- **Passage to read**:
The Presidential Inauguration Support Ribbon is the United States National Guard military decoration awarded to National Guardsmen who support U.S. Presidential Inaugurations and meet certain criteria. It was first awarded following the inauguration of President Joe Biden in 2021.

History
In response to the Capitol Hill riots on January 6, 2021, elements from the National Guard of all 53 states, territories, and the District of Columbia were mobilized to enhance security before, during, and after the 2021 Presidential Inauguration.

Criteria
The ribbon is presently authorized for any National Guard personnel from any state, territory or the District of Columbia who deployed to the area before, during, or after the 59th U.S. Presidential Inauguration on Title 32 orders. Future periods of inaugural support will also establish eligibility for wear of the ribbon. Civilians who render inaugural support are eligible for award of an equivalent certificate indicating their support, but not a military decoration.

- **Supplied material**:
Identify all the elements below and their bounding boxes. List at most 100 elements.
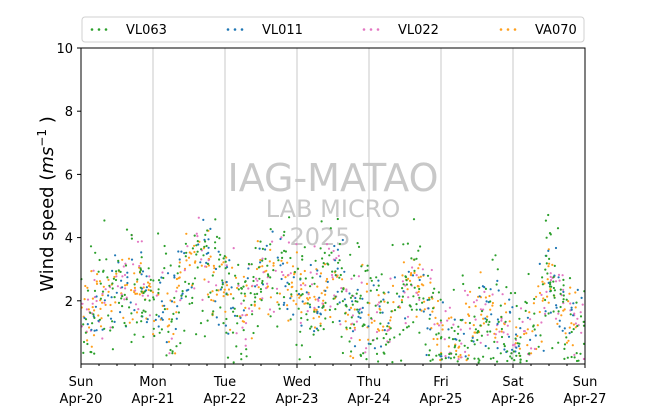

- **Task**:
In the passage on the Presidential Inauguration Support Ribbon, what can civilians who render inaugural support be awarded?

- **Output of the task**:
An equivalent certificate indicating their support, not a military decoration.